■ **What needs to be done**: Search the material below for the word "JSON" and copy every line in which it occurs.

>> begin Input records

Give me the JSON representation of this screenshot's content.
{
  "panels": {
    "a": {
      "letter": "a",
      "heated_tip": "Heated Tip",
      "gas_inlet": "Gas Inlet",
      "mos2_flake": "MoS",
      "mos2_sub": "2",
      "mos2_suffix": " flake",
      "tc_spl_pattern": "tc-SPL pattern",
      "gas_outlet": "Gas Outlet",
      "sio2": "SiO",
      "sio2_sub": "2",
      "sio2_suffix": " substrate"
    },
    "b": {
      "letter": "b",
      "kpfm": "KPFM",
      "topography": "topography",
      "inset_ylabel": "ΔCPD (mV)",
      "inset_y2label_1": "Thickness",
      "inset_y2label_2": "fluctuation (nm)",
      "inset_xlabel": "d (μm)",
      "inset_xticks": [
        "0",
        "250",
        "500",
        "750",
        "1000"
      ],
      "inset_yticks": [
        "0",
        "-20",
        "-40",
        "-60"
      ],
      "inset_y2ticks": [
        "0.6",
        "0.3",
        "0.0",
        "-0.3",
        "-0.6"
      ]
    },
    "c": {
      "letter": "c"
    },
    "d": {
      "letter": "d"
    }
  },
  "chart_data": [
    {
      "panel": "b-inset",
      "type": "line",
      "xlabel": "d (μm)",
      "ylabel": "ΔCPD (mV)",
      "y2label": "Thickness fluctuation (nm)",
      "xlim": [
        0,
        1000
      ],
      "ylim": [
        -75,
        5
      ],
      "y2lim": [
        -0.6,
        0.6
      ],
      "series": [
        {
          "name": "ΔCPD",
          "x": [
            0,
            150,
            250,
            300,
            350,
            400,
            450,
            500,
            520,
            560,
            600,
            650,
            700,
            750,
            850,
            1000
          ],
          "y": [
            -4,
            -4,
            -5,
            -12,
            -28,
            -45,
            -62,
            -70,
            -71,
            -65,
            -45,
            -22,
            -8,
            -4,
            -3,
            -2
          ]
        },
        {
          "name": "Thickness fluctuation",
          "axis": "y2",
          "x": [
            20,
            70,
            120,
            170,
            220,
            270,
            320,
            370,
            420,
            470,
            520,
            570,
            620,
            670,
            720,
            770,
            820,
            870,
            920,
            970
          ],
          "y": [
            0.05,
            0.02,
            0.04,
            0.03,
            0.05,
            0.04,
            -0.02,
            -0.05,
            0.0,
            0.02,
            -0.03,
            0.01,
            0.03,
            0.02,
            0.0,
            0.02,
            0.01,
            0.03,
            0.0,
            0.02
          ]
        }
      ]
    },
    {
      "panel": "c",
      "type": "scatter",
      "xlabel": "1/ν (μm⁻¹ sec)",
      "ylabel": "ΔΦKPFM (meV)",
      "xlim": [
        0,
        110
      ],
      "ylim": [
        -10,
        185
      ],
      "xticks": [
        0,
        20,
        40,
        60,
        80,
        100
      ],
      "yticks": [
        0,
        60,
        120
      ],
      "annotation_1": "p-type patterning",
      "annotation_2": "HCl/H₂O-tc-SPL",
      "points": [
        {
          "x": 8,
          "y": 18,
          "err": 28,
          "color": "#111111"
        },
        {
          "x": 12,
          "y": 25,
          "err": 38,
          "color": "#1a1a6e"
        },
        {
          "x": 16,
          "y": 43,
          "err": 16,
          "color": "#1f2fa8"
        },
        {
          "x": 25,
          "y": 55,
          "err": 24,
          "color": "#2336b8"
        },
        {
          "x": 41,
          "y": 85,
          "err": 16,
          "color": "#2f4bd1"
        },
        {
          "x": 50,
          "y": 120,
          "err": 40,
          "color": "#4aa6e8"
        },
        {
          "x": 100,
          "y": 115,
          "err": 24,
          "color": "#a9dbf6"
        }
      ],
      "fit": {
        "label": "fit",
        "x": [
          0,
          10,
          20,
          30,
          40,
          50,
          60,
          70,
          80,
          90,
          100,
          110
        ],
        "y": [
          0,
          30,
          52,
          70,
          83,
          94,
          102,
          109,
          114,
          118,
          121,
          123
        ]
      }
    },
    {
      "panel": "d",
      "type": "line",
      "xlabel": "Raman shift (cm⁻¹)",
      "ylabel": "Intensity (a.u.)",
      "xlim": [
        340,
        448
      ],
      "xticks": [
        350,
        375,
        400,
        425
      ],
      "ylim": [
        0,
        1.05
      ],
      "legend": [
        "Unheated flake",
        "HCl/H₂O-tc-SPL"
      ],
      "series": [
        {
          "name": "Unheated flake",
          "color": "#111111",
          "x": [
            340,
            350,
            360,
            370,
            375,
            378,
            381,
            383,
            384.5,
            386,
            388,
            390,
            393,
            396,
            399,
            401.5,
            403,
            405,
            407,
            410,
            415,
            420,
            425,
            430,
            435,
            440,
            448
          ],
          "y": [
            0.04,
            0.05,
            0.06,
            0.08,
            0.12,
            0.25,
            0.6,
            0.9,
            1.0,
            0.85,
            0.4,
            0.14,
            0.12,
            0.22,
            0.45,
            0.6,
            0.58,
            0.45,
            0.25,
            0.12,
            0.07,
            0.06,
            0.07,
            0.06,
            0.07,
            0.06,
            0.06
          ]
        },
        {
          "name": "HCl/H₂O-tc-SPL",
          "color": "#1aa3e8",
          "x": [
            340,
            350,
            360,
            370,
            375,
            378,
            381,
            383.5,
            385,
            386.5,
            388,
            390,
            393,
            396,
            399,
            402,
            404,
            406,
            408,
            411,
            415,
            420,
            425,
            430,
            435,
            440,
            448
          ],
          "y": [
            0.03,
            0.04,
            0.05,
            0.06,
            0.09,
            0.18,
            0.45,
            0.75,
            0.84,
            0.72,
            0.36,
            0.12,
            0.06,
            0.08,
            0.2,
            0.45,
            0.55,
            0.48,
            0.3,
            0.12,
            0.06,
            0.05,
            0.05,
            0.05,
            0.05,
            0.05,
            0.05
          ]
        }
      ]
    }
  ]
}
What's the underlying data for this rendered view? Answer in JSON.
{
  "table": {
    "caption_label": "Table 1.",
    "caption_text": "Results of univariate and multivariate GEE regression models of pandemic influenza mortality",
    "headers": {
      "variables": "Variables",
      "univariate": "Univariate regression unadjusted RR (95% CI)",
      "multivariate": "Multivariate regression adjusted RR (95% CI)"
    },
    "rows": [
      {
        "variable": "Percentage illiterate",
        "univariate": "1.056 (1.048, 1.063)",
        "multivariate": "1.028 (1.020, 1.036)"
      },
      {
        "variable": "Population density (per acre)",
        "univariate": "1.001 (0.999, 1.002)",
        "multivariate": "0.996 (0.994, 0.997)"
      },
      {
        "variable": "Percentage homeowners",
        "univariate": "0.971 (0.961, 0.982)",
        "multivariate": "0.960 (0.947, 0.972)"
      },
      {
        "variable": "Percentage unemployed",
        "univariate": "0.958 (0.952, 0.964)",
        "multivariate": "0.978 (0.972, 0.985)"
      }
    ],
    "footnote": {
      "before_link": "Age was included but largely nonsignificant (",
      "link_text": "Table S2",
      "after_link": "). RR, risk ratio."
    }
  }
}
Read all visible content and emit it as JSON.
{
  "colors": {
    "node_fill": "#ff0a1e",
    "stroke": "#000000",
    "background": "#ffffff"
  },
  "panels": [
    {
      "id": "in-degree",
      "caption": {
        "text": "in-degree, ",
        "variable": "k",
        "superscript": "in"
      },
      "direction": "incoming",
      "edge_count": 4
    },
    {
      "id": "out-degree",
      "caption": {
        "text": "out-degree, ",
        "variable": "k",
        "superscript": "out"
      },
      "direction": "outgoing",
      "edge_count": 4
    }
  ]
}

>> end Input records

■ **Answer below**:
Give me the JSON representation of this screenshot's content.
What's the underlying data for this rendered view? Answer in JSON.
Read all visible content and emit it as JSON.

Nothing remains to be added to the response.